## Given request
Copy out every line that contains the word "negative".

## The input
══════

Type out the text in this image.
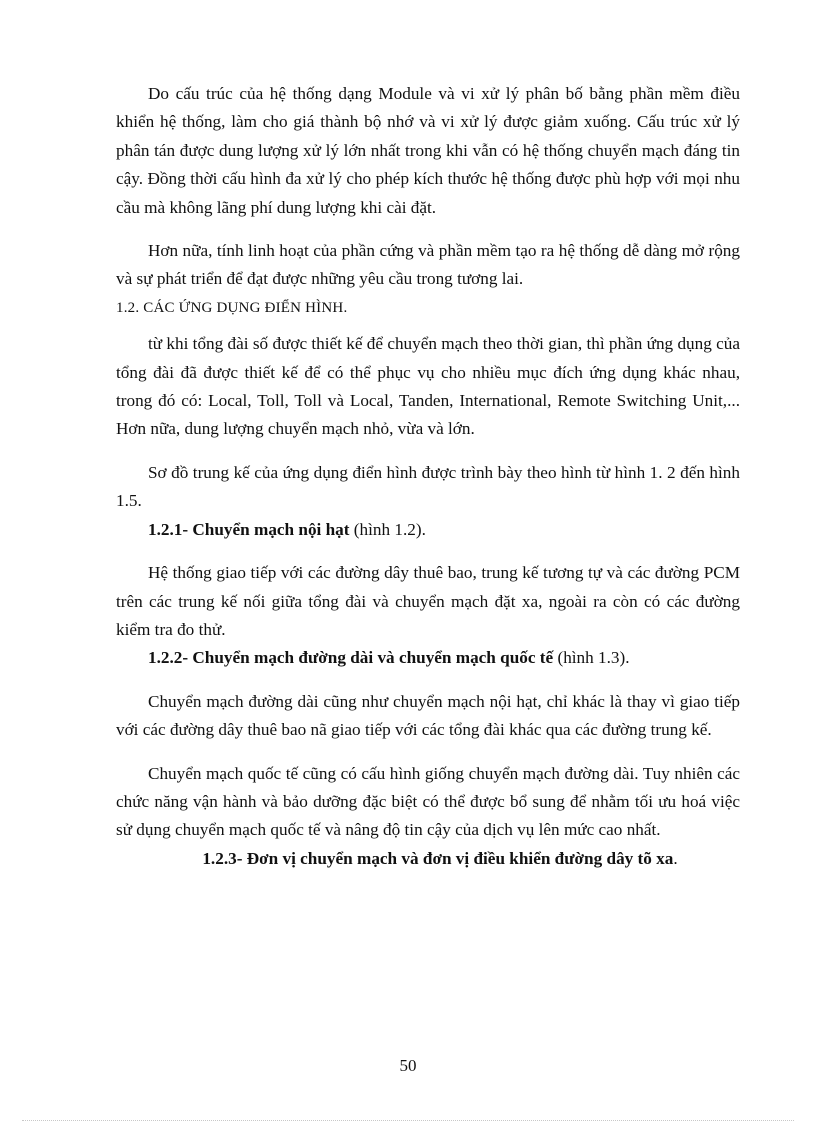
Do cấu trúc của hệ thống dạng Module và vi xử lý phân bố bằng phần mềm điều khiển hệ thống, làm cho giá thành bộ nhớ và vi xử lý được giảm xuống. Cấu trúc xử lý phân tán được dung lượng xử lý lớn nhất trong khi vẫn có hệ thống chuyển mạch đáng tin cậy. Đồng thời cấu hình đa xử lý cho phép kích thước hệ thống được phù hợp với mọi nhu cầu mà không lãng phí dung lượng khi cài đặt.

Hơn nữa, tính linh hoạt của phần cứng và phần mềm tạo ra hệ thống dễ dàng mở rộng và sự phát triển để đạt được những yêu cầu trong tương lai.

1.2. CÁC ỨNG DỤNG ĐIỂN HÌNH.

từ khi tổng đài số được thiết kế để chuyển mạch theo thời gian, thì phần ứng dụng của tổng đài đã được thiết kế để có thể phục vụ cho nhiều mục đích ứng dụng khác nhau, trong đó có: Local, Toll, Toll và Local, Tanden, International, Remote Switching Unit,... Hơn nữa, dung lượng chuyển mạch nhỏ, vừa và lớn.

Sơ đồ trung kế của ứng dụng điển hình được trình bày theo hình từ hình 1. 2 đến hình 1.5.

1.2.1- Chuyển mạch nội hạt (hình 1.2).

Hệ thống giao tiếp với các đường dây thuê bao, trung kế tương tự và các đường PCM trên các trung kế nối giữa tổng đài và chuyển mạch đặt xa, ngoài ra còn có các đường kiểm tra đo thử.

1.2.2- Chuyển mạch đường dài và chuyển mạch quốc tế (hình 1.3).

Chuyển mạch đường dài cũng như chuyển mạch nội hạt, chỉ khác là thay vì giao tiếp với các đường dây thuê bao nã giao tiếp với các tổng đài khác qua các đường trung kế.

Chuyển mạch quốc tế cũng có cấu hình giống chuyển mạch đường dài. Tuy nhiên các chức năng vận hành và bảo dưỡng đặc biệt có thể được bổ sung để nhằm tối ưu hoá việc sử dụng chuyển mạch quốc tế và nâng độ tin cậy của dịch vụ lên mức cao nhất.

1.2.3- Đơn vị chuyển mạch và đơn vị điều khiển đường dây tõ xa.

50
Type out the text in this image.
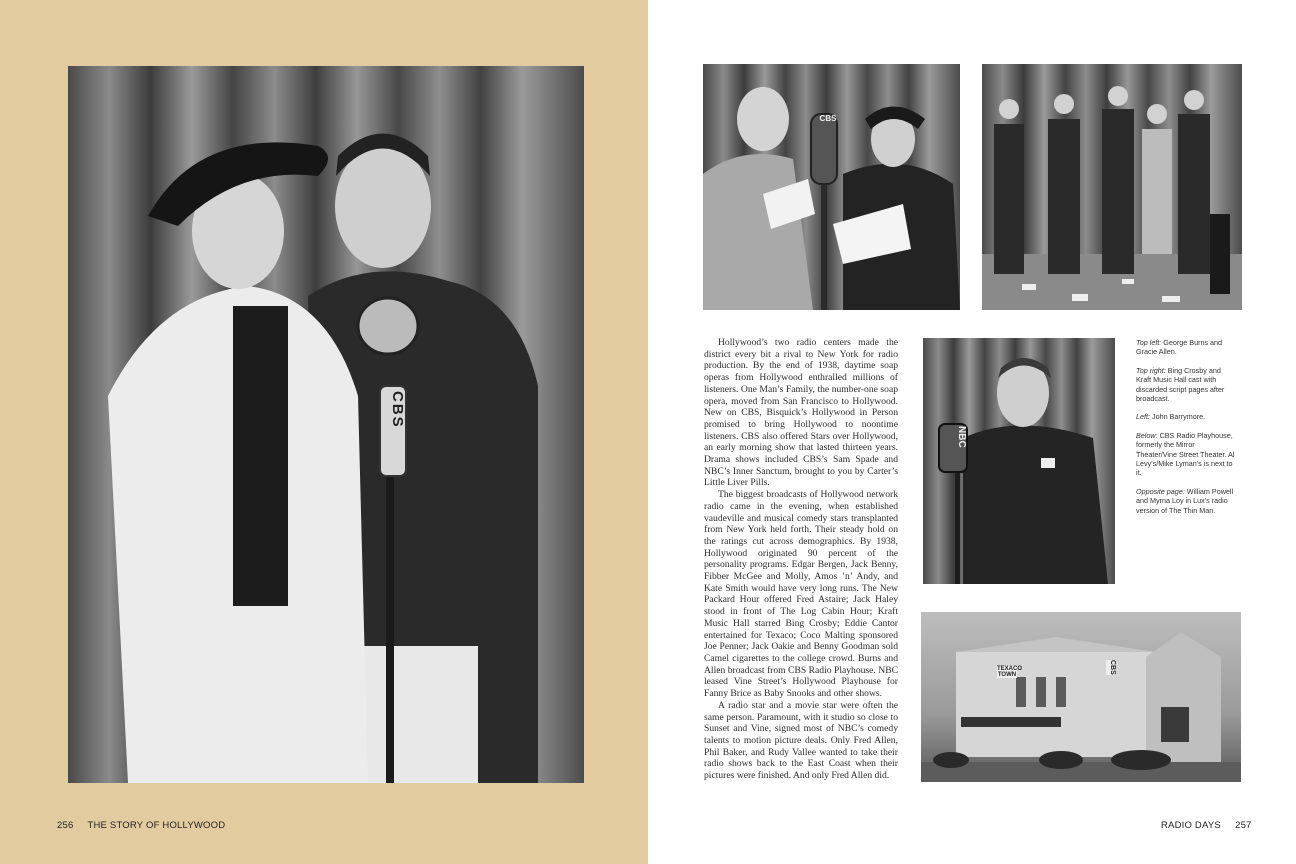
CBS
256 THE STORY OF HOLLYWOOD
CBS
NBC
TEXACO TOWN
CBS

Hollywood’s two radio centers made the district every bit a rival to New York for radio production. By the end of 1938, daytime soap operas from Hollywood enthralled millions of listeners. One Man’s Family, the number-one soap opera, moved from San Francisco to Hollywood. New on CBS, Bisquick’s Hollywood in Person promised to bring Hollywood to noontime listeners. CBS also offered Stars over Hollywood, an early morning show that lasted thirteen years. Drama shows included CBS’s Sam Spade and NBC’s Inner Sanctum, brought to you by Carter’s Little Liver Pills.

The biggest broadcasts of Hollywood network radio came in the evening, when established vaudeville and musical comedy stars transplanted from New York held forth. Their steady hold on the ratings cut across demographics. By 1938, Hollywood originated 90 percent of the personality programs. Edgar Bergen, Jack Benny, Fibber McGee and Molly, Amos ’n’ Andy, and Kate Smith would have very long runs. The New Packard Hour offered Fred Astaire; Jack Haley stood in front of The Log Cabin Hour; Kraft Music Hall starred Bing Crosby; Eddie Cantor entertained for Texaco; Coco Malting sponsored Joe Penner; Jack Oakie and Benny Goodman sold Camel cigarettes to the college crowd. Burns and Allen broadcast from CBS Radio Playhouse. NBC leased Vine Street’s Hollywood Playhouse for Fanny Brice as Baby Snooks and other shows.

A radio star and a movie star were often the same person. Paramount, with it studio so close to Sunset and Vine, signed most of NBC’s comedy talents to motion picture deals. Only Fred Allen, Phil Baker, and Rudy Vallee wanted to take their radio shows back to the East Coast when their pictures were finished. And only Fred Allen did.

Top left: George Burns and Gracie Allen.

Top right: Bing Crosby and Kraft Music Hall cast with discarded script pages after broadcast.

Left: John Barrymore.

Below: CBS Radio Playhouse, formerly the Mirror Theater/Vine Street Theater. Al Levy’s/Mike Lyman’s is next to it.

Opposite page: William Powell and Myrna Loy in Lux’s radio version of The Thin Man.

RADIO DAYS 257
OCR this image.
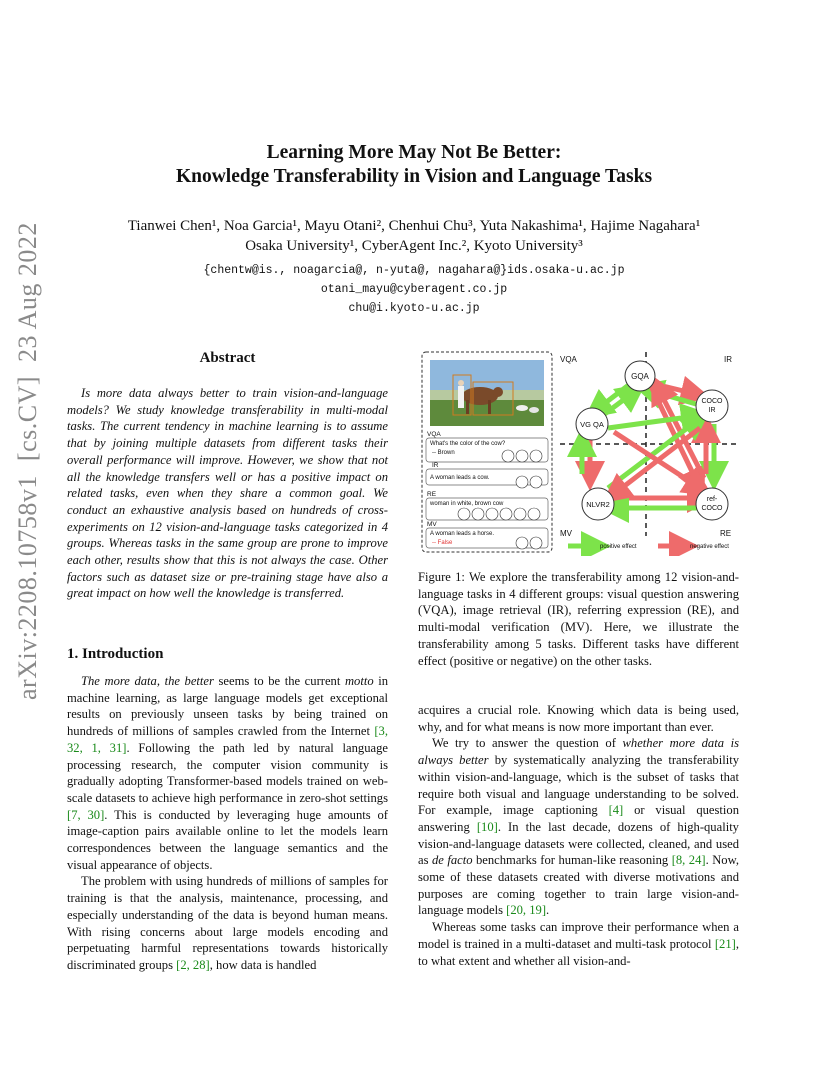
arXiv:2208.10758v1
[cs.CV]
23 Aug 2022
Learning More May Not Be Better:
Knowledge Transferability in Vision and Language Tasks
Tianwei Chen¹, Noa Garcia¹, Mayu Otani², Chenhui Chu³, Yuta Nakashima¹, Hajime Nagahara¹
Osaka University¹, CyberAgent Inc.², Kyoto University³
{chentw@is., noagarcia@, n-yuta@, nagahara@}ids.osaka-u.ac.jp
otani_mayu@cyberagent.co.jp
chu@i.kyoto-u.ac.jp
Abstract

Is more data always better to train vision-and-language models? We study knowledge transferability in multi-modal tasks. The current tendency in machine learning is to assume that by joining multiple datasets from different tasks their overall performance will improve. However, we show that not all the knowledge transfers well or has a positive impact on related tasks, even when they share a common goal. We conduct an exhaustive analysis based on hundreds of cross-experiments on 12 vision-and-language tasks categorized in 4 groups. Whereas tasks in the same group are prone to improve each other, results show that this is not always the case. Other factors such as dataset size or pre-training stage have also a great impact on how well the knowledge is transferred.

1. Introduction

The more data, the better seems to be the current motto in machine learning, as large language models get exceptional results on previously unseen tasks by being trained on hundreds of millions of samples crawled from the Internet [3, 32, 1, 31]. Following the path led by natural language processing research, the computer vision community is gradually adopting Transformer-based models trained on web-scale datasets to achieve high performance in zero-shot settings [7, 30]. This is conducted by leveraging huge amounts of image-caption pairs available online to let the models learn correspondences between the language semantics and the visual appearance of objects.

The problem with using hundreds of millions of samples for training is that the analysis, maintenance, processing, and especially understanding of the data is beyond human means. With rising concerns about large models encoding and perpetuating harmful representations towards historically discriminated groups [2, 28], how data is handled

VQA
What's the color of the cow?
-- Brown
IR
A woman leads a cow.
RE
woman in white, brown cow
MV
A woman leads a horse.
-- False
VQA	IR
MV	RE
GQA
COCO
IR
VG QA
NLVR2
ref-
COCO
positive effect	negative effect

Figure 1: We explore the transferability among 12 vision-and-language tasks in 4 different groups: visual question answering (VQA), image retrieval (IR), referring expression (RE), and multi-modal verification (MV). Here, we illustrate the transferability among 5 tasks. Different tasks have different effect (positive or negative) on the other tasks.

acquires a crucial role. Knowing which data is being used, why, and for what means is now more important than ever.

We try to answer the question of whether more data is always better by systematically analyzing the transferability within vision-and-language, which is the subset of tasks that require both visual and language understanding to be solved. For example, image captioning [4] or visual question answering [10]. In the last decade, dozens of high-quality vision-and-language datasets were collected, cleaned, and used as de facto benchmarks for human-like reasoning [8, 24]. Now, some of these datasets created with diverse motivations and purposes are coming together to train large vision-and-language models [20, 19].

Whereas some tasks can improve their performance when a model is trained in a multi-dataset and multi-task protocol [21], to what extent and whether all vision-and-
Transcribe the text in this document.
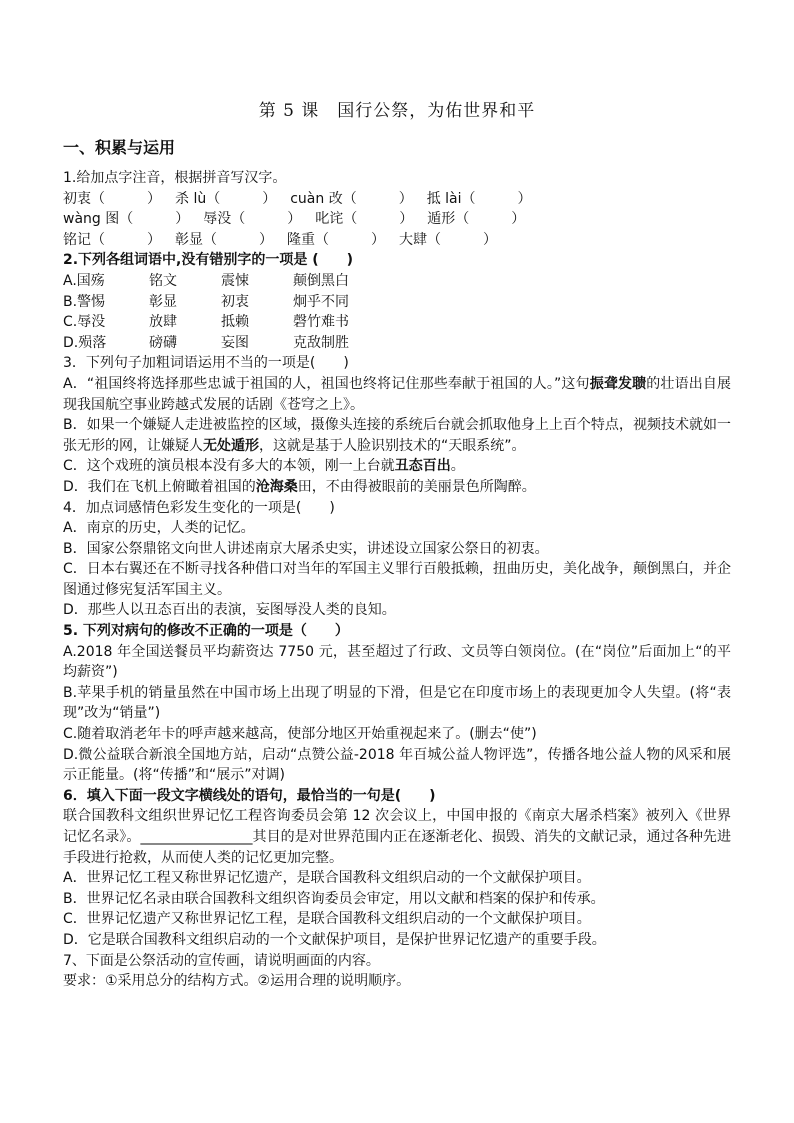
第 5 课　国行公祭，为佑世界和平
一、积累与运用

1.给加点字注音，根据拼音写汉字。

初衷（　　　） 　杀 lù（　　　） 　cuàn 改（　　　） 　抵 lài（　　　）
wàng 图（　　　） 　辱没（　　　） 　叱诧（　　　） 　遁形（　　　）
铭记（　　　） 　彰显（　　　） 　隆重（　　　） 　大肆（　　　）

2.下列各组词语中,没有错别字的一项是 (　　)

A.国殇	铭文	震悚	颠倒黑白
B.警惕	彰显	初衷	炯乎不同
C.辱没	放肆	抵赖	磬竹难书
D.殒落	磅礴	妄图	克敌制胜

3．下列句子加粗词语运用不当的一项是(　　)

A．“祖国终将选择那些忠诚于祖国的人，祖国也终将记住那些奉献于祖国的人。”这句振聋发聩的壮语出自展现我国航空事业跨越式发展的话剧《苍穹之上》。

B．如果一个嫌疑人走进被监控的区域，摄像头连接的系统后台就会抓取他身上上百个特点，视频技术就如一张无形的网，让嫌疑人无处遁形，这就是基于人脸识别技术的“天眼系统”。

C．这个戏班的演员根本没有多大的本领，刚一上台就丑态百出。

D．我们在飞机上俯瞰着祖国的沧海桑田，不由得被眼前的美丽景色所陶醉。

4．加点词感情色彩发生变化的一项是(　　)

A．南京的历史，人类的记忆。

B．国家公祭鼎铭文向世人讲述南京大屠杀史实，讲述设立国家公祭日的初衷。

C．日本右翼还在不断寻找各种借口对当年的军国主义罪行百般抵赖，扭曲历史，美化战争，颠倒黑白，并企图通过修宪复活军国主义。

D．那些人以丑态百出的表演，妄图辱没人类的良知。

5. 下列对病句的修改不正确的一项是（　　）

A.2018 年全国送餐员平均薪资达 7750 元，甚至超过了行政、文员等白领岗位。(在“岗位”后面加上“的平均薪资”)

B.苹果手机的销量虽然在中国市场上出现了明显的下滑，但是它在印度市场上的表现更加令人失望。(将“表现”改为“销量”)

C.随着取消老年卡的呼声越来越高，使部分地区开始重视起来了。(删去“使”)

D.微公益联合新浪全国地方站，启动“点赞公益-2018 年百城公益人物评选”，传播各地公益人物的风采和展示正能量。(将“传播”和“展示”对调)

6．填入下面一段文字横线处的语句，最恰当的一句是(　　)

联合国教科文组织世界记忆工程咨询委员会第 12 次会议上，中国申报的《南京大屠杀档案》被列入《世界记忆名录》。________________其目的是对世界范围内正在逐渐老化、损毁、消失的文献记录，通过各种先进手段进行抢救，从而使人类的记忆更加完整。

A．世界记忆工程又称世界记忆遗产，是联合国教科文组织启动的一个文献保护项目。

B．世界记忆名录由联合国教科文组织咨询委员会审定，用以文献和档案的保护和传承。

C．世界记忆遗产又称世界记忆工程，是联合国教科文组织启动的一个文献保护项目。

D．它是联合国教科文组织启动的一个文献保护项目，是保护世界记忆遗产的重要手段。

7、下面是公祭活动的宣传画，请说明画面的内容。

要求：①采用总分的结构方式。②运用合理的说明顺序。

══════

## Solved problem
positive effect	negative effect
Figure 1: We explore the transferability among 12 vision-and-language tasks in 4 different groups: visual question answering (VQA), image retrieval (IR), referring expression (RE), and multi-modal verification (MV). Here, we illustrate the transferability among 5 tasks. Different tasks have different effect (positive or negative) on the other tasks.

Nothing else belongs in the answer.